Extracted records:
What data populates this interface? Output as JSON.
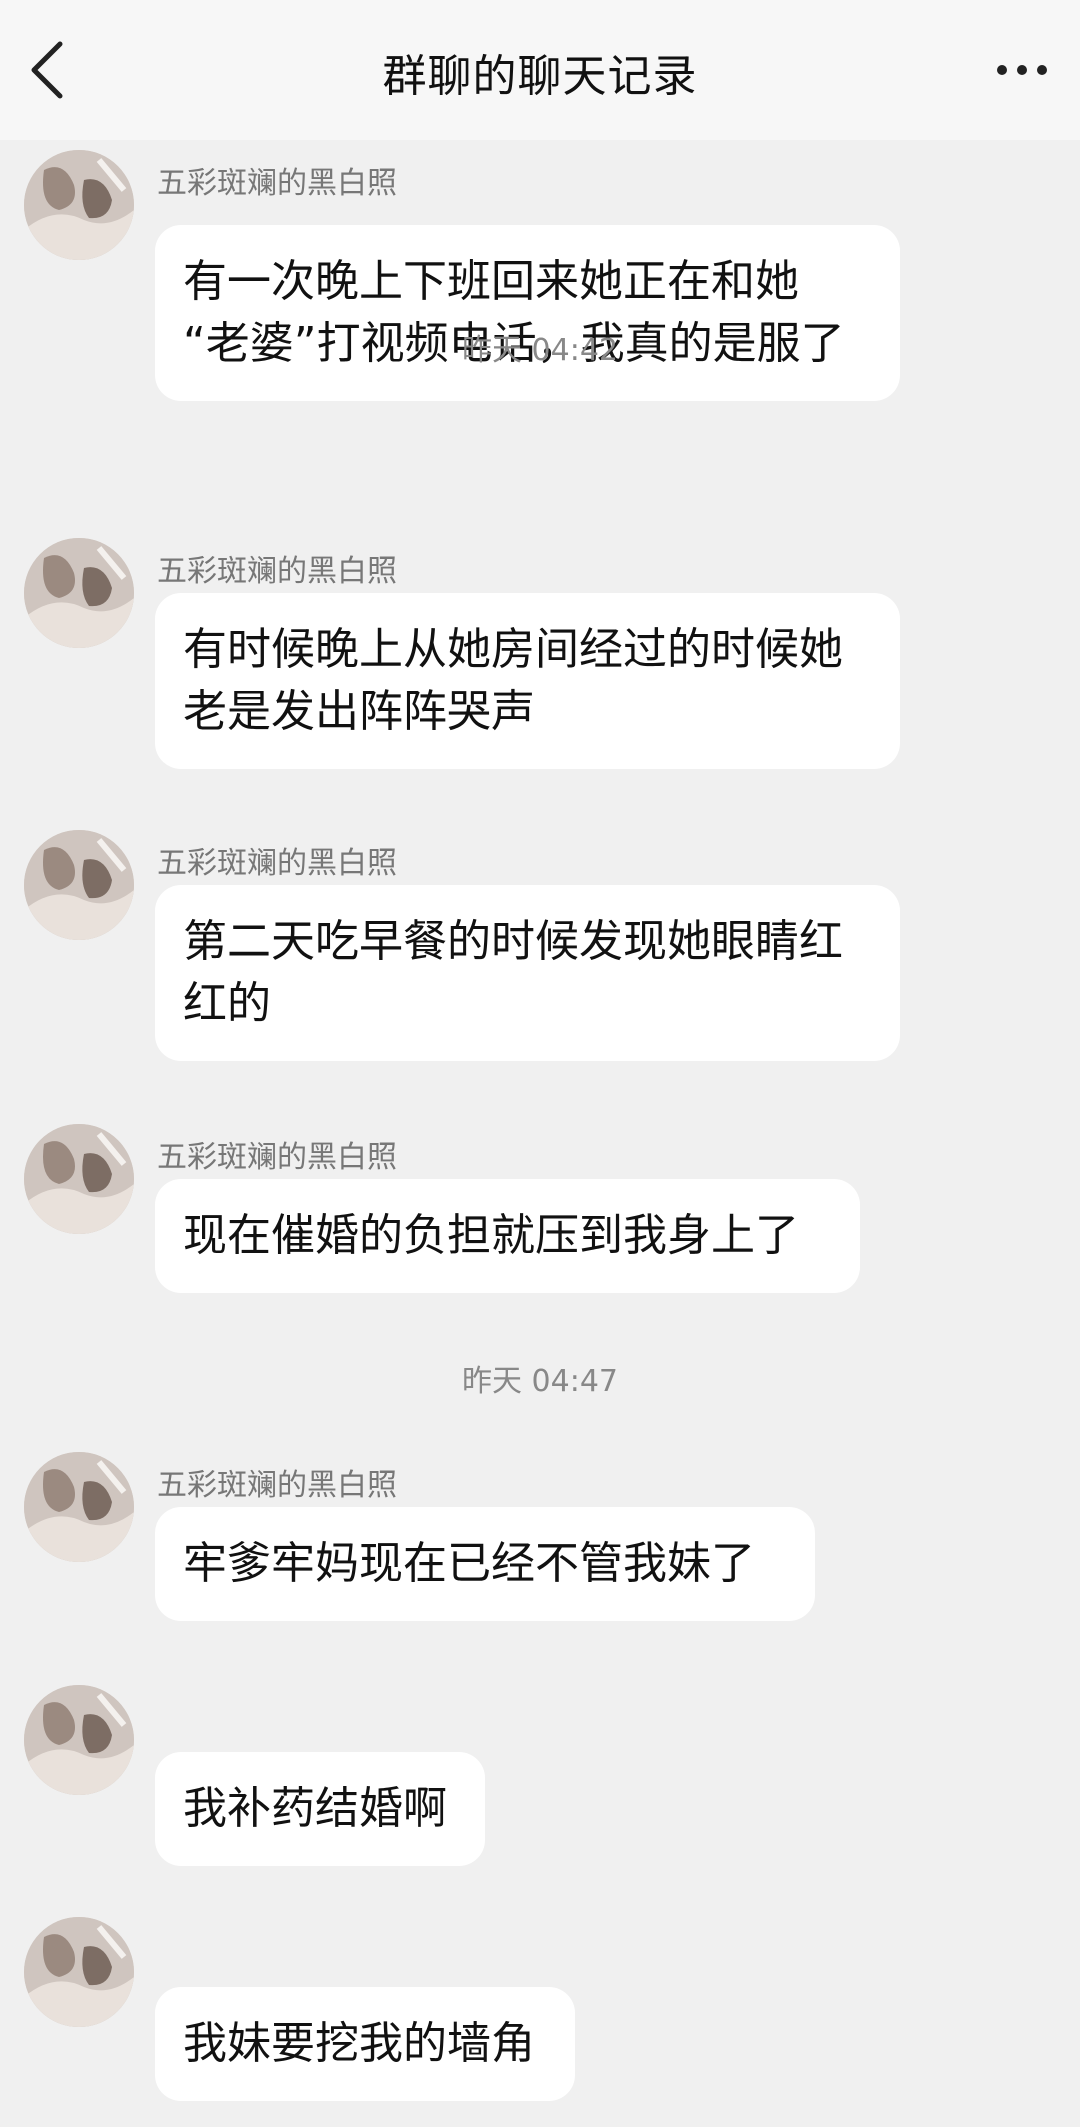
{
  "header": {
    "title": "群聊的聊天记录",
    "back_icon": "chevron-left-icon",
    "more_icon": "more-dots-icon"
  },
  "timestamps": [
    "昨天 04:42",
    "昨天 04:47"
  ],
  "messages": [
    {
      "sender": "五彩斑斓的黑白照",
      "text": "有一次晚上下班回来她正在和她\n“老婆”打视频电话，我真的是服了"
    },
    {
      "sender": "五彩斑斓的黑白照",
      "text": "有时候晚上从她房间经过的时候她\n老是发出阵阵哭声"
    },
    {
      "sender": "五彩斑斓的黑白照",
      "text": "第二天吃早餐的时候发现她眼睛红\n红的"
    },
    {
      "sender": "五彩斑斓的黑白照",
      "text": "现在催婚的负担就压到我身上了"
    },
    {
      "sender": "五彩斑斓的黑白照",
      "text": "牢爹牢妈现在已经不管我妹了"
    },
    {
      "sender": "",
      "text": "我补药结婚啊"
    },
    {
      "sender": "",
      "text": "我妹要挖我的墙角"
    }
  ]
}
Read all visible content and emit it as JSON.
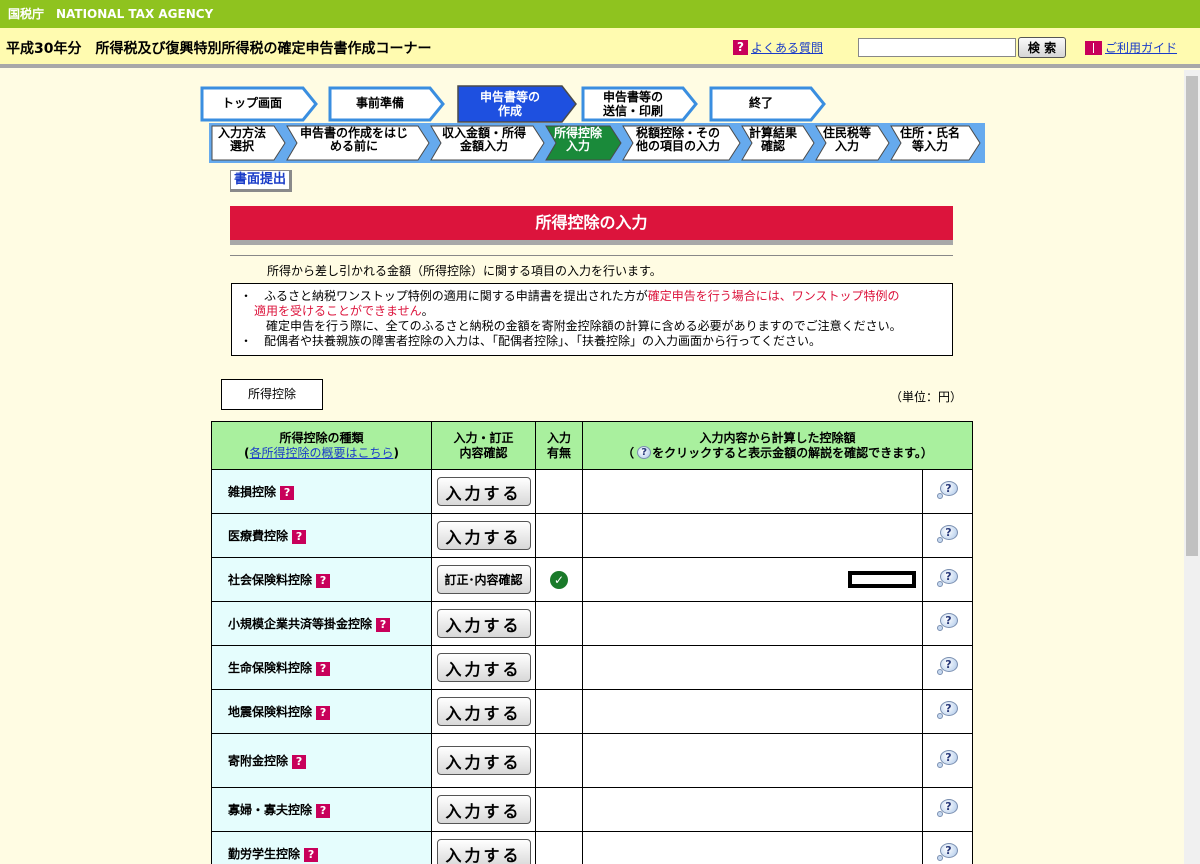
{
  "agency_header": "国税庁　NATIONAL TAX AGENCY",
  "main_title": "平成30年分　所得税及び復興特別所得税の確定申告書作成コーナー",
  "header": {
    "faq_label": "よくある質問",
    "search_placeholder": "",
    "search_button": "検 索",
    "guide_label": "ご利用ガイド"
  },
  "steps": [
    {
      "label": "トップ画面",
      "active": false
    },
    {
      "label": "事前準備",
      "active": false
    },
    {
      "label1": "申告書等の",
      "label2": "作成",
      "active": true
    },
    {
      "label1": "申告書等の",
      "label2": "送信・印刷",
      "active": false
    },
    {
      "label": "終了",
      "active": false
    }
  ],
  "substeps": [
    {
      "label1": "入力方法",
      "label2": "選択"
    },
    {
      "label1": "申告書の作成をはじ",
      "label2": "める前に"
    },
    {
      "label1": "収入金額・所得",
      "label2": "金額入力"
    },
    {
      "label1": "所得控除",
      "label2": "入力",
      "active": true
    },
    {
      "label1": "税額控除・その",
      "label2": "他の項目の入力"
    },
    {
      "label1": "計算結果",
      "label2": "確認"
    },
    {
      "label1": "住民税等",
      "label2": "入力"
    },
    {
      "label1": "住所・氏名",
      "label2": "等入力"
    }
  ],
  "paper_button": "書面提出",
  "section_title": "所得控除の入力",
  "intro": "所得から差し引かれる金額（所得控除）に関する項目の入力を行います。",
  "notice": {
    "line1_prefix": "・　ふるさと納税ワンストップ特例の適用に関する申請書を提出された方が",
    "line1_red": "確定申告を行う場合には、ワンストップ特例の",
    "line2_red": "適用を受けることができません",
    "line2_suffix": "。",
    "line3": "確定申告を行う際に、全てのふるさと納税の金額を寄附金控除額の計算に含める必要がありますのでご注意ください。",
    "line4": "・　配偶者や扶養親族の障害者控除の入力は、「配偶者控除」、「扶養控除」の入力画面から行ってください。"
  },
  "tab_label": "所得控除",
  "unit": "（単位：円）",
  "table": {
    "header_type": "所得控除の種類",
    "header_type_link": "各所得控除の概要はこちら",
    "header_input1": "入力・訂正",
    "header_input2": "内容確認",
    "header_flag1": "入力",
    "header_flag2": "有無",
    "header_amount1": "入力内容から計算した控除額",
    "header_amount2_prefix": "（",
    "header_amount2_suffix": "をクリックすると表示金額の解説を確認できます。）",
    "rows": [
      {
        "name": "雑損控除",
        "button": "入力する",
        "done": false
      },
      {
        "name": "医療費控除",
        "button": "入力する",
        "done": false
      },
      {
        "name": "社会保険料控除",
        "button": "訂正･内容確認",
        "done": true
      },
      {
        "name": "小規模企業共済等掛金控除",
        "button": "入力する",
        "done": false
      },
      {
        "name": "生命保険料控除",
        "button": "入力する",
        "done": false
      },
      {
        "name": "地震保険料控除",
        "button": "入力する",
        "done": false
      },
      {
        "name": "寄附金控除",
        "button": "入力する",
        "done": false
      },
      {
        "name": "寡婦・寡夫控除",
        "button": "入力する",
        "done": false
      },
      {
        "name": "勤労学生控除",
        "button": "入力する",
        "done": false
      }
    ]
  },
  "colors": {
    "top_green": "#8fc31f",
    "title_yellow": "#fffbb0",
    "section_red": "#dc143c",
    "table_header_green": "#a9f09e",
    "step_active": "#1e50e0",
    "substep_active": "#1a8a3a"
  }
}
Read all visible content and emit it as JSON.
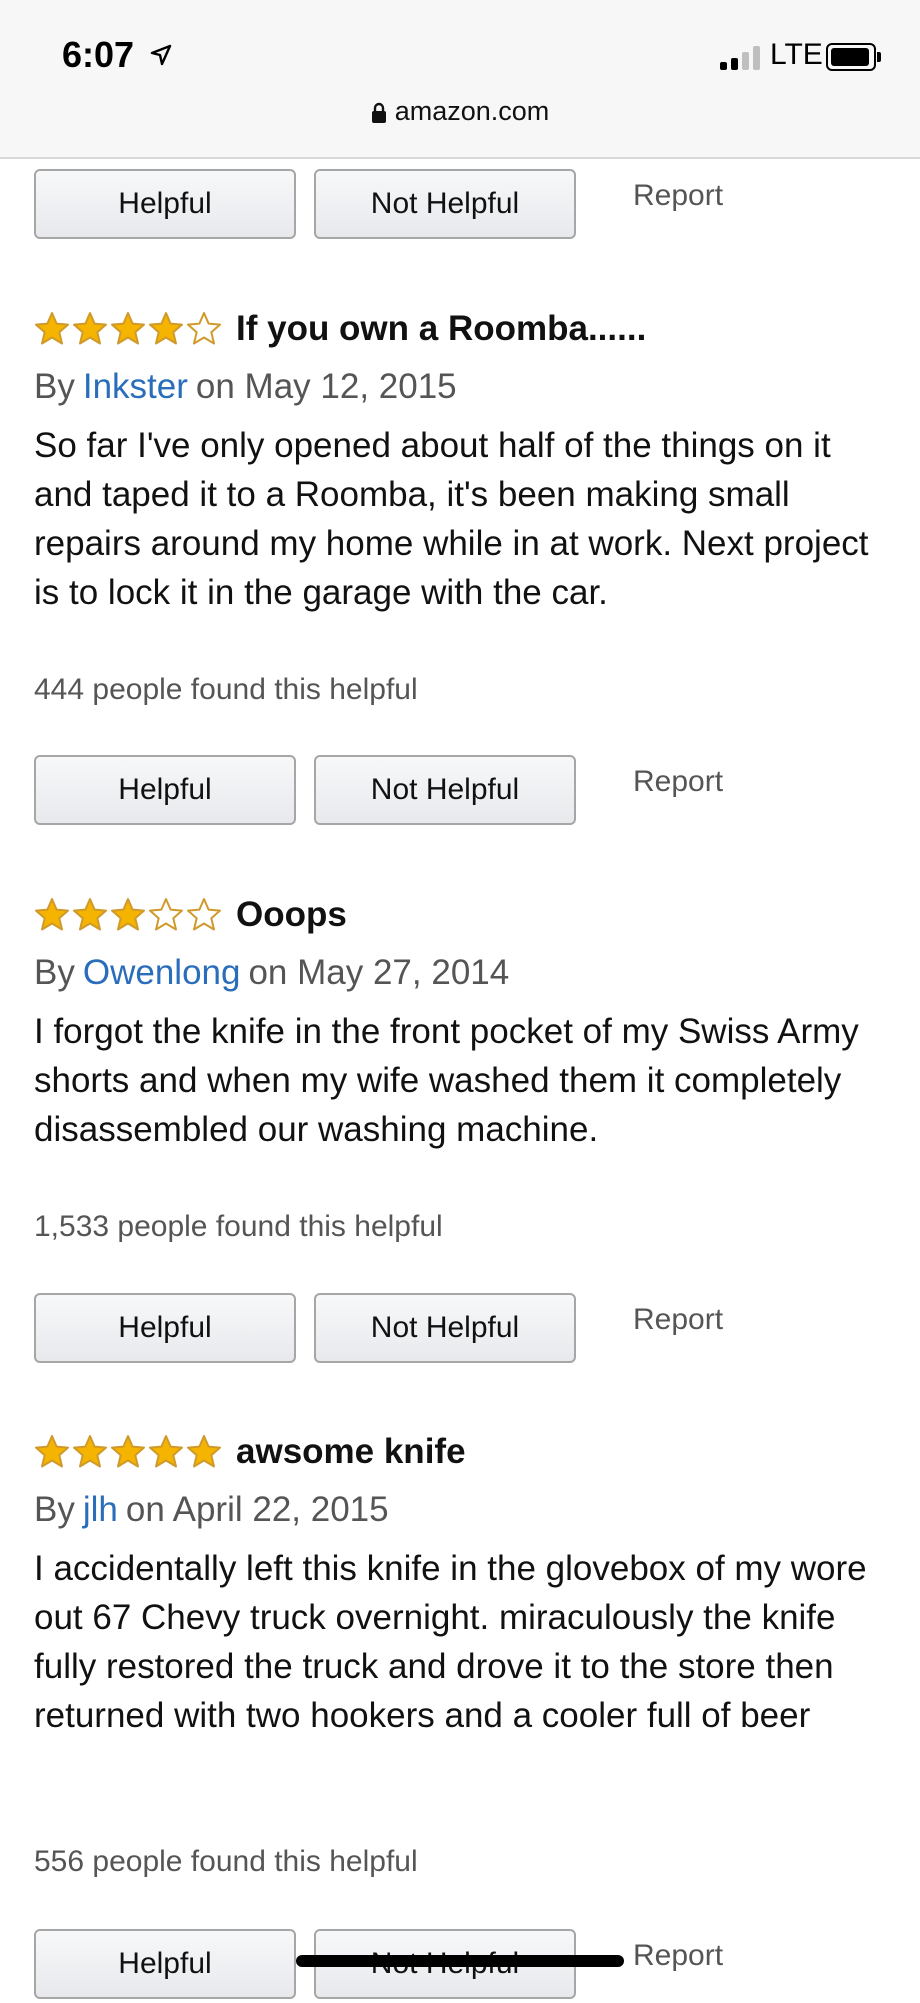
{
  "status": {
    "time": "6:07",
    "network": "LTE",
    "url": "amazon.com"
  },
  "buttons": {
    "helpful": "Helpful",
    "not_helpful": "Not Helpful",
    "report": "Report"
  },
  "reviews": [
    {
      "stars": 4,
      "title": "If you own a Roomba......",
      "by": "By",
      "author": "Inkster",
      "date": "on May 12, 2015",
      "body": "So far I've only opened about half of the things on it and taped it to a Roomba, it's been making small repairs around my home while in at work. Next project is to lock it in the garage with the car.",
      "helpful_text": "444 people found this helpful"
    },
    {
      "stars": 3,
      "title": "Ooops",
      "by": "By",
      "author": "Owenlong",
      "date": "on May 27, 2014",
      "body": "I forgot the knife in the front pocket of my Swiss Army shorts and when my wife washed them it completely disassembled our washing machine.",
      "helpful_text": "1,533 people found this helpful"
    },
    {
      "stars": 5,
      "title": "awsome knife",
      "by": "By",
      "author": "jlh",
      "date": "on April 22, 2015",
      "body": "I accidentally left this knife in the glovebox of my wore out 67 Chevy truck overnight. miraculously the knife fully restored the truck and drove it to the store then returned with two hookers and a cooler full of beer",
      "helpful_text": "556 people found this helpful"
    }
  ],
  "colors": {
    "star_fill": "#f4b400",
    "star_outline": "#d09a2a",
    "link": "#2a6ebb"
  }
}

EXERCISE BRIEF: Transcribe all the data word for word; the images stay out.

PROBLEM SOLUTION:
What data populates this interface? Output as JSON.
{
  "header": {
    "title": "群聊的聊天记录",
    "back_icon": "chevron-left-icon",
    "more_icon": "more-dots-icon"
  },
  "timestamps": [
    "昨天 04:42",
    "昨天 04:47"
  ],
  "messages": [
    {
      "sender": "五彩斑斓的黑白照",
      "text": "有一次晚上下班回来她正在和她\n“老婆”打视频电话，我真的是服了"
    },
    {
      "sender": "五彩斑斓的黑白照",
      "text": "有时候晚上从她房间经过的时候她\n老是发出阵阵哭声"
    },
    {
      "sender": "五彩斑斓的黑白照",
      "text": "第二天吃早餐的时候发现她眼睛红\n红的"
    },
    {
      "sender": "五彩斑斓的黑白照",
      "text": "现在催婚的负担就压到我身上了"
    },
    {
      "sender": "五彩斑斓的黑白照",
      "text": "牢爹牢妈现在已经不管我妹了"
    },
    {
      "sender": "",
      "text": "我补药结婚啊"
    },
    {
      "sender": "",
      "text": "我妹要挖我的墙角"
    }
  ]
}
Read all visible content and emit it as JSON.
{
  "agency_header": "国税庁　NATIONAL TAX AGENCY",
  "main_title": "平成30年分　所得税及び復興特別所得税の確定申告書作成コーナー",
  "header": {
    "faq_label": "よくある質問",
    "search_placeholder": "",
    "search_button": "検 索",
    "guide_label": "ご利用ガイド"
  },
  "steps": [
    {
      "label": "トップ画面",
      "active": false
    },
    {
      "label": "事前準備",
      "active": false
    },
    {
      "label1": "申告書等の",
      "label2": "作成",
      "active": true
    },
    {
      "label1": "申告書等の",
      "label2": "送信・印刷",
      "active": false
    },
    {
      "label": "終了",
      "active": false
    }
  ],
  "substeps": [
    {
      "label1": "入力方法",
      "label2": "選択"
    },
    {
      "label1": "申告書の作成をはじ",
      "label2": "める前に"
    },
    {
      "label1": "収入金額・所得",
      "label2": "金額入力"
    },
    {
      "label1": "所得控除",
      "label2": "入力",
      "active": true
    },
    {
      "label1": "税額控除・その",
      "label2": "他の項目の入力"
    },
    {
      "label1": "計算結果",
      "label2": "確認"
    },
    {
      "label1": "住民税等",
      "label2": "入力"
    },
    {
      "label1": "住所・氏名",
      "label2": "等入力"
    }
  ],
  "paper_button": "書面提出",
  "section_title": "所得控除の入力",
  "intro": "所得から差し引かれる金額（所得控除）に関する項目の入力を行います。",
  "notice": {
    "line1_prefix": "・　ふるさと納税ワンストップ特例の適用に関する申請書を提出された方が",
    "line1_red": "確定申告を行う場合には、ワンストップ特例の",
    "line2_red": "適用を受けることができません",
    "line2_suffix": "。",
    "line3": "確定申告を行う際に、全てのふるさと納税の金額を寄附金控除額の計算に含める必要がありますのでご注意ください。",
    "line4": "・　配偶者や扶養親族の障害者控除の入力は、「配偶者控除」、「扶養控除」の入力画面から行ってください。"
  },
  "tab_label": "所得控除",
  "unit": "（単位：円）",
  "table": {
    "header_type": "所得控除の種類",
    "header_type_link": "各所得控除の概要はこちら",
    "header_input1": "入力・訂正",
    "header_input2": "内容確認",
    "header_flag1": "入力",
    "header_flag2": "有無",
    "header_amount1": "入力内容から計算した控除額",
    "header_amount2_prefix": "（",
    "header_amount2_suffix": "をクリックすると表示金額の解説を確認できます。）",
    "rows": [
      {
        "name": "雑損控除",
        "button": "入力する",
        "done": false
      },
      {
        "name": "医療費控除",
        "button": "入力する",
        "done": false
      },
      {
        "name": "社会保険料控除",
        "button": "訂正･内容確認",
        "done": true
      },
      {
        "name": "小規模企業共済等掛金控除",
        "button": "入力する",
        "done": false
      },
      {
        "name": "生命保険料控除",
        "button": "入力する",
        "done": false
      },
      {
        "name": "地震保険料控除",
        "button": "入力する",
        "done": false
      },
      {
        "name": "寄附金控除",
        "button": "入力する",
        "done": false
      },
      {
        "name": "寡婦・寡夫控除",
        "button": "入力する",
        "done": false
      },
      {
        "name": "勤労学生控除",
        "button": "入力する",
        "done": false
      }
    ]
  },
  "colors": {
    "top_green": "#8fc31f",
    "title_yellow": "#fffbb0",
    "section_red": "#dc143c",
    "table_header_green": "#a9f09e",
    "step_active": "#1e50e0",
    "substep_active": "#1a8a3a"
  }
}
Read all visible content and emit it as JSON.
{
  "status": {
    "time": "6:07",
    "network": "LTE",
    "url": "amazon.com"
  },
  "buttons": {
    "helpful": "Helpful",
    "not_helpful": "Not Helpful",
    "report": "Report"
  },
  "reviews": [
    {
      "stars": 4,
      "title": "If you own a Roomba......",
      "by": "By",
      "author": "Inkster",
      "date": "on May 12, 2015",
      "body": "So far I've only opened about half of the things on it and taped it to a Roomba, it's been making small repairs around my home while in at work. Next project is to lock it in the garage with the car.",
      "helpful_text": "444 people found this helpful"
    },
    {
      "stars": 3,
      "title": "Ooops",
      "by": "By",
      "author": "Owenlong",
      "date": "on May 27, 2014",
      "body": "I forgot the knife in the front pocket of my Swiss Army shorts and when my wife washed them it completely disassembled our washing machine.",
      "helpful_text": "1,533 people found this helpful"
    },
    {
      "stars": 5,
      "title": "awsome knife",
      "by": "By",
      "author": "jlh",
      "date": "on April 22, 2015",
      "body": "I accidentally left this knife in the glovebox of my wore out 67 Chevy truck overnight. miraculously the knife fully restored the truck and drove it to the store then returned with two hookers and a cooler full of beer",
      "helpful_text": "556 people found this helpful"
    }
  ],
  "colors": {
    "star_fill": "#f4b400",
    "star_outline": "#d09a2a",
    "link": "#2a6ebb"
  }
}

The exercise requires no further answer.